═══ MATERIALS PROVIDED

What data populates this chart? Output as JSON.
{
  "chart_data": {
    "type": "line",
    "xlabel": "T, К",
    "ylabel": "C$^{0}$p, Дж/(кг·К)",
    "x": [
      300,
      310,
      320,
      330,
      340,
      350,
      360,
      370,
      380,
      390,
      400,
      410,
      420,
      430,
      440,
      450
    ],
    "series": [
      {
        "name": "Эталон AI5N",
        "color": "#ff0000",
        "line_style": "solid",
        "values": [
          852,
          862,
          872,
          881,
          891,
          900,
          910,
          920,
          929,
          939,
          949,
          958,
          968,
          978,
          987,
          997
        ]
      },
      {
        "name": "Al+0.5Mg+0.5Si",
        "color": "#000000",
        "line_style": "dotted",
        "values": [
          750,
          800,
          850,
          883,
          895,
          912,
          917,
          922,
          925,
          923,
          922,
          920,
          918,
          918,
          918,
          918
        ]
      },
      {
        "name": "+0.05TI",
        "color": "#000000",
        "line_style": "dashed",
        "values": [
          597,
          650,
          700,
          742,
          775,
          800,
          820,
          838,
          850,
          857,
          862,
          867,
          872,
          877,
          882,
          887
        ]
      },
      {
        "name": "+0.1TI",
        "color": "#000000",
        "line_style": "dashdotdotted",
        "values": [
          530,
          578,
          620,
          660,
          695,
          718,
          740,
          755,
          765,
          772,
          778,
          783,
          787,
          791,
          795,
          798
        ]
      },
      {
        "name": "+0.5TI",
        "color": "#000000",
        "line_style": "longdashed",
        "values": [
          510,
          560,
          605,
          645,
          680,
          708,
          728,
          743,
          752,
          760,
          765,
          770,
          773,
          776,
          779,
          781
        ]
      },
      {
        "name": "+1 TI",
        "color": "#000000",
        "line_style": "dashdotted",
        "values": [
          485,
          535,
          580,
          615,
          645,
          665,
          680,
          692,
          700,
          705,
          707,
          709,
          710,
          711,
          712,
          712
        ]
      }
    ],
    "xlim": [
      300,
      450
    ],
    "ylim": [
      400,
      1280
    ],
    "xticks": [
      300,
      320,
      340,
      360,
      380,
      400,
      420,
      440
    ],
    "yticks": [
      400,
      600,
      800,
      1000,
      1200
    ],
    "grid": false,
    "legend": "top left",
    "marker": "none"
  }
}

══════

_REQUIRED WORK_
Filter the records above for "name" and copy every matching line.

_ANSWER TO THIS PROBLEM_
        "name": "Эталон AI5N",
        "name": "Al+0.5Mg+0.5Si",
        "name": "+0.05TI",
        "name": "+0.1TI",
        "name": "+0.5TI",
        "name": "+1 TI",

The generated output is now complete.